_RECORDS FOR THE EXERCISE_
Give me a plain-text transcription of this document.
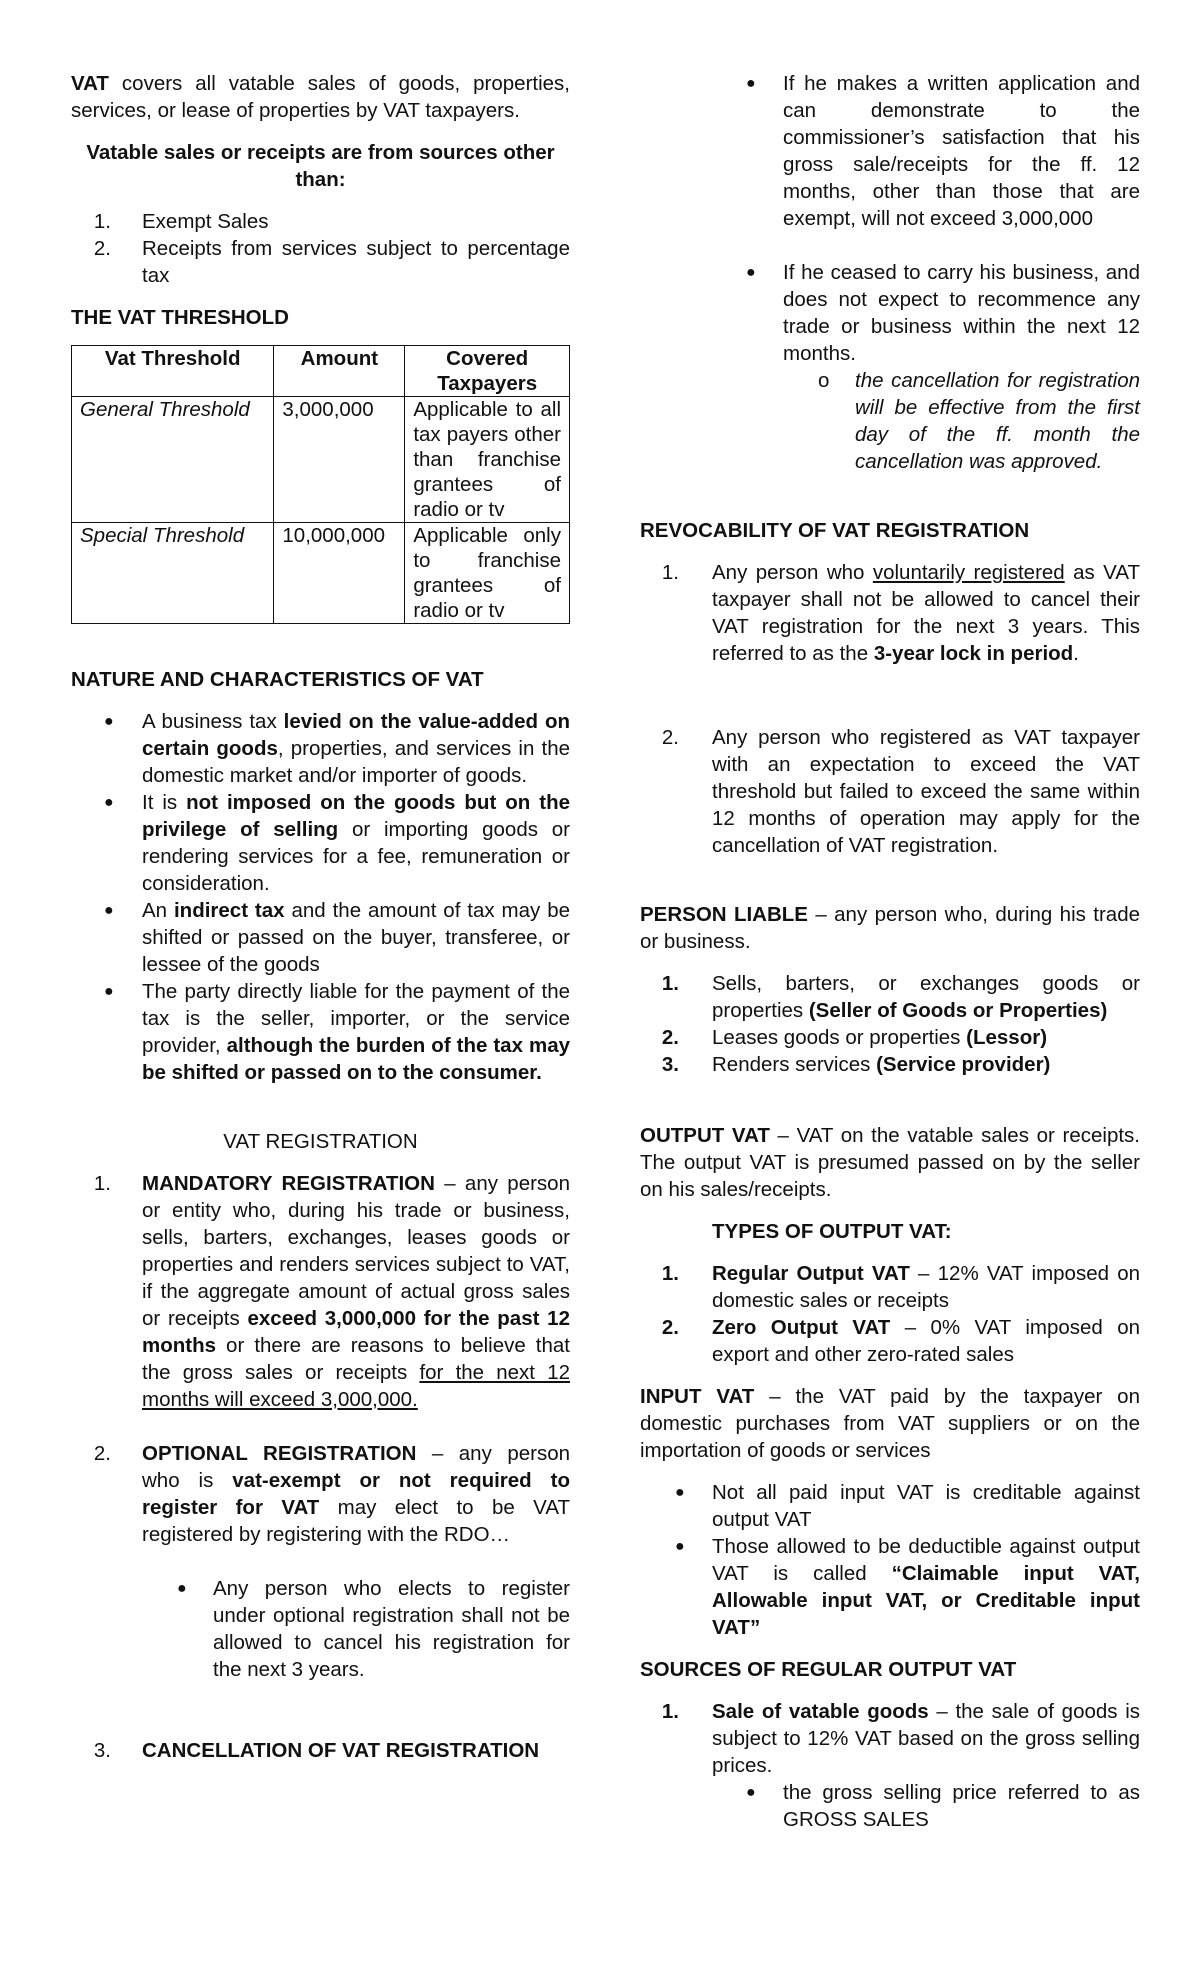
VAT covers all vatable sales of goods, properties, services, or lease of properties by VAT taxpayers.

Vatable sales or receipts are from sources other than:

1. Exempt Sales
2. Receipts from services subject to percentage tax

THE VAT THRESHOLD

Vat Threshold	Amount	Covered Taxpayers
General Threshold	3,000,000	Applicable to all tax payers other than franchise grantees of radio or tv
Special Threshold	10,000,000	Applicable only to franchise grantees of radio or tv

NATURE AND CHARACTERISTICS OF VAT

● A business tax levied on the value-added on certain goods, properties, and services in the domestic market and/or importer of goods.

● It is not imposed on the goods but on the privilege of selling or importing goods or rendering services for a fee, remuneration or consideration.

● An indirect tax and the amount of tax may be shifted or passed on the buyer, transferee, or lessee of the goods

● The party directly liable for the payment of the tax is the seller, importer, or the service provider, although the burden of the tax may be shifted or passed on to the consumer.

VAT REGISTRATION

1. MANDATORY REGISTRATION – any person or entity who, during his trade or business, sells, barters, exchanges, leases goods or properties and renders services subject to VAT, if the aggregate amount of actual gross sales or receipts exceed 3,000,000 for the past 12 months or there are reasons to believe that the gross sales or receipts for the next 12 months will exceed 3,000,000.

2. OPTIONAL REGISTRATION – any person who is vat-exempt or not required to register for VAT may elect to be VAT registered by registering with the RDO…

● Any person who elects to register under optional registration shall not be allowed to cancel his registration for the next 3 years.

3. CANCELLATION OF VAT REGISTRATION
● If he makes a written application and can demonstrate to the commissioner’s satisfaction that his gross sale/receipts for the ff. 12 months, other than those that are exempt, will not exceed 3,000,000

● If he ceased to carry his business, and does not expect to recommence any trade or business within the next 12 months.

o the cancellation for registration will be effective from the first day of the ff. month the cancellation was approved.

REVOCABILITY OF VAT REGISTRATION

1. Any person who voluntarily registered as VAT taxpayer shall not be allowed to cancel their VAT registration for the next 3 years. This referred to as the 3-year lock in period.

2. Any person who registered as VAT taxpayer with an expectation to exceed the VAT threshold but failed to exceed the same within 12 months of operation may apply for the cancellation of VAT registration.

PERSON LIABLE – any person who, during his trade or business.

1. Sells, barters, or exchanges goods or properties (Seller of Goods or Properties)

2. Leases goods or properties (Lessor)

3. Renders services (Service provider)

OUTPUT VAT – VAT on the vatable sales or receipts. The output VAT is presumed passed on by the seller on his sales/receipts.

TYPES OF OUTPUT VAT:

1. Regular Output VAT – 12% VAT imposed on domestic sales or receipts

2. Zero Output VAT – 0% VAT imposed on export and other zero-rated sales

INPUT VAT – the VAT paid by the taxpayer on domestic purchases from VAT suppliers or on the importation of goods or services

● Not all paid input VAT is creditable against output VAT

● Those allowed to be deductible against output VAT is called “Claimable input VAT, Allowable input VAT, or Creditable input VAT”

SOURCES OF REGULAR OUTPUT VAT

1. Sale of vatable goods – the sale of goods is subject to 12% VAT based on the gross selling prices.

● the gross selling price referred to as GROSS SALES
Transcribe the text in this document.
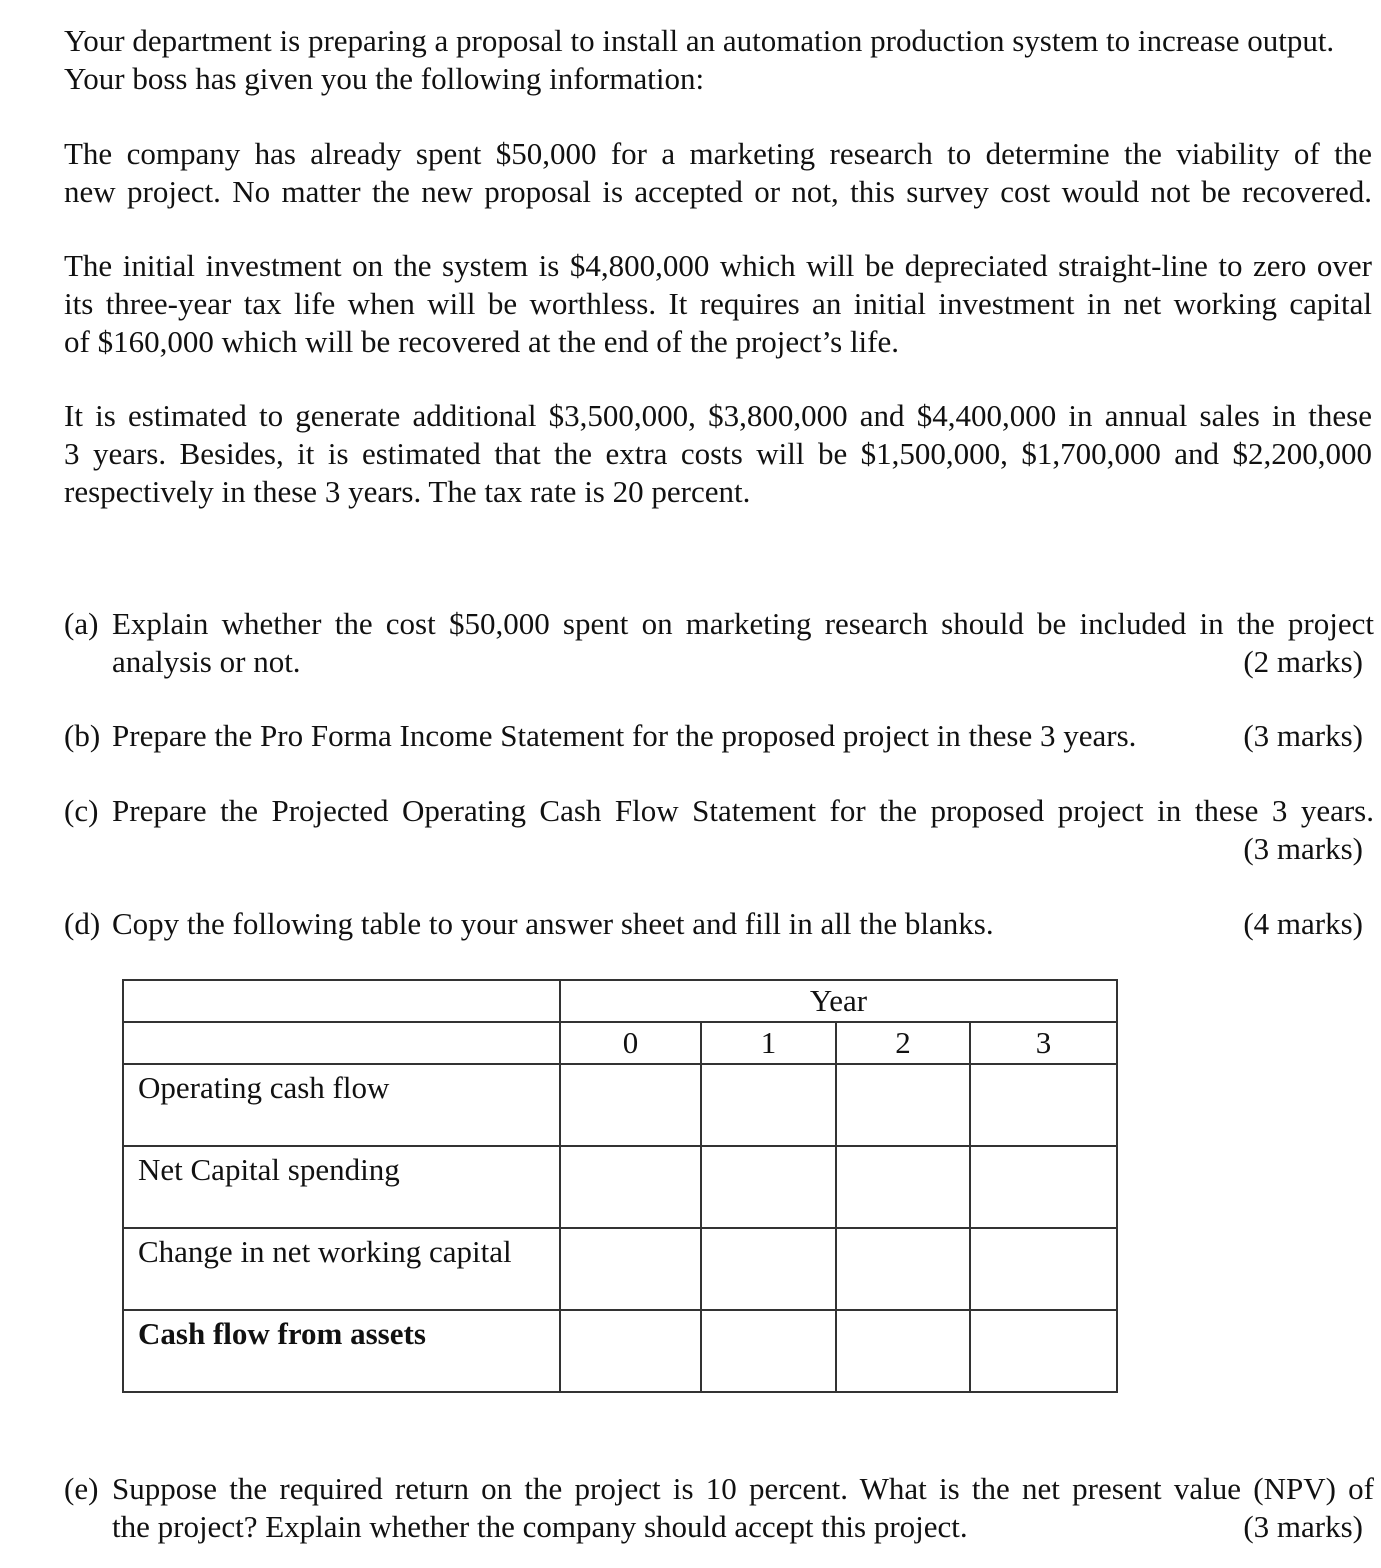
Your department is preparing a proposal to install an automation production system to increase output.
Your boss has given you the following information:
The company has already spent $50,000 for a marketing research to determine the viability of the
new project. No matter the new proposal is accepted or not, this survey cost would not be recovered.
The initial investment on the system is $4,800,000 which will be depreciated straight-line to zero over
its three-year tax life when will be worthless. It requires an initial investment in net working capital
of $160,000 which will be recovered at the end of the project’s life.
It is estimated to generate additional $3,500,000, $3,800,000 and $4,400,000 in annual sales in these
3 years. Besides, it is estimated that the extra costs will be $1,500,000, $1,700,000 and $2,200,000
respectively in these 3 years. The tax rate is 20 percent.
(a) Explain whether the cost $50,000 spent on marketing research should be included in the project
analysis or not.	(2 marks)
(b) Prepare the Pro Forma Income Statement for the proposed project in these 3 years.	(3 marks)
(c) Prepare the Projected Operating Cash Flow Statement for the proposed project in these 3 years.
(3 marks)
(d) Copy the following table to your answer sheet and fill in all the blanks.	(4 marks)
	Year			
	0	1	2	3
Operating cash flow				
Net Capital spending				
Change in net working capital				
Cash flow from assets				
(e) Suppose the required return on the project is 10 percent. What is the net present value (NPV) of
the project? Explain whether the company should accept this project.	(3 marks)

_EXERCISE REQUIREMENTS_
Transcribe the complete set of entries verbatim. No pictures belong in the copy.

_CORRECT RESULT_
Give me a plain-text transcription of this document.
VAT covers all vatable sales of goods, properties, services, or lease of properties by VAT taxpayers.

Vatable sales or receipts are from sources other than:

1. Exempt Sales
2. Receipts from services subject to percentage tax

THE VAT THRESHOLD

Vat Threshold	Amount	Covered Taxpayers
General Threshold	3,000,000	Applicable to all tax payers other than franchise grantees of radio or tv
Special Threshold	10,000,000	Applicable only to franchise grantees of radio or tv

NATURE AND CHARACTERISTICS OF VAT

● A business tax levied on the value-added on certain goods, properties, and services in the domestic market and/or importer of goods.

● It is not imposed on the goods but on the privilege of selling or importing goods or rendering services for a fee, remuneration or consideration.

● An indirect tax and the amount of tax may be shifted or passed on the buyer, transferee, or lessee of the goods

● The party directly liable for the payment of the tax is the seller, importer, or the service provider, although the burden of the tax may be shifted or passed on to the consumer.

VAT REGISTRATION

1. MANDATORY REGISTRATION – any person or entity who, during his trade or business, sells, barters, exchanges, leases goods or properties and renders services subject to VAT, if the aggregate amount of actual gross sales or receipts exceed 3,000,000 for the past 12 months or there are reasons to believe that the gross sales or receipts for the next 12 months will exceed 3,000,000.

2. OPTIONAL REGISTRATION – any person who is vat-exempt or not required to register for VAT may elect to be VAT registered by registering with the RDO…

● Any person who elects to register under optional registration shall not be allowed to cancel his registration for the next 3 years.

3. CANCELLATION OF VAT REGISTRATION
● If he makes a written application and can demonstrate to the commissioner’s satisfaction that his gross sale/receipts for the ff. 12 months, other than those that are exempt, will not exceed 3,000,000

● If he ceased to carry his business, and does not expect to recommence any trade or business within the next 12 months.

o the cancellation for registration will be effective from the first day of the ff. month the cancellation was approved.

REVOCABILITY OF VAT REGISTRATION

1. Any person who voluntarily registered as VAT taxpayer shall not be allowed to cancel their VAT registration for the next 3 years. This referred to as the 3-year lock in period.

2. Any person who registered as VAT taxpayer with an expectation to exceed the VAT threshold but failed to exceed the same within 12 months of operation may apply for the cancellation of VAT registration.

PERSON LIABLE – any person who, during his trade or business.

1. Sells, barters, or exchanges goods or properties (Seller of Goods or Properties)

2. Leases goods or properties (Lessor)

3. Renders services (Service provider)

OUTPUT VAT – VAT on the vatable sales or receipts. The output VAT is presumed passed on by the seller on his sales/receipts.

TYPES OF OUTPUT VAT:

1. Regular Output VAT – 12% VAT imposed on domestic sales or receipts

2. Zero Output VAT – 0% VAT imposed on export and other zero-rated sales

INPUT VAT – the VAT paid by the taxpayer on domestic purchases from VAT suppliers or on the importation of goods or services

● Not all paid input VAT is creditable against output VAT

● Those allowed to be deductible against output VAT is called “Claimable input VAT, Allowable input VAT, or Creditable input VAT”

SOURCES OF REGULAR OUTPUT VAT

1. Sale of vatable goods – the sale of goods is subject to 12% VAT based on the gross selling prices.

● the gross selling price referred to as GROSS SALES
Transcribe the text in this document.
Your department is preparing a proposal to install an automation production system to increase output.
Your boss has given you the following information:
The company has already spent $50,000 for a marketing research to determine the viability of the
new project. No matter the new proposal is accepted or not, this survey cost would not be recovered.
The initial investment on the system is $4,800,000 which will be depreciated straight-line to zero over
its three-year tax life when will be worthless. It requires an initial investment in net working capital
of $160,000 which will be recovered at the end of the project’s life.
It is estimated to generate additional $3,500,000, $3,800,000 and $4,400,000 in annual sales in these
3 years. Besides, it is estimated that the extra costs will be $1,500,000, $1,700,000 and $2,200,000
respectively in these 3 years. The tax rate is 20 percent.
(a) Explain whether the cost $50,000 spent on marketing research should be included in the project
analysis or not.	(2 marks)
(b) Prepare the Pro Forma Income Statement for the proposed project in these 3 years.	(3 marks)
(c) Prepare the Projected Operating Cash Flow Statement for the proposed project in these 3 years.
(3 marks)
(d) Copy the following table to your answer sheet and fill in all the blanks.	(4 marks)
	Year			
	0	1	2	3
Operating cash flow				
Net Capital spending				
Change in net working capital				
Cash flow from assets				
(e) Suppose the required return on the project is 10 percent. What is the net present value (NPV) of
the project? Explain whether the company should accept this project.	(3 marks)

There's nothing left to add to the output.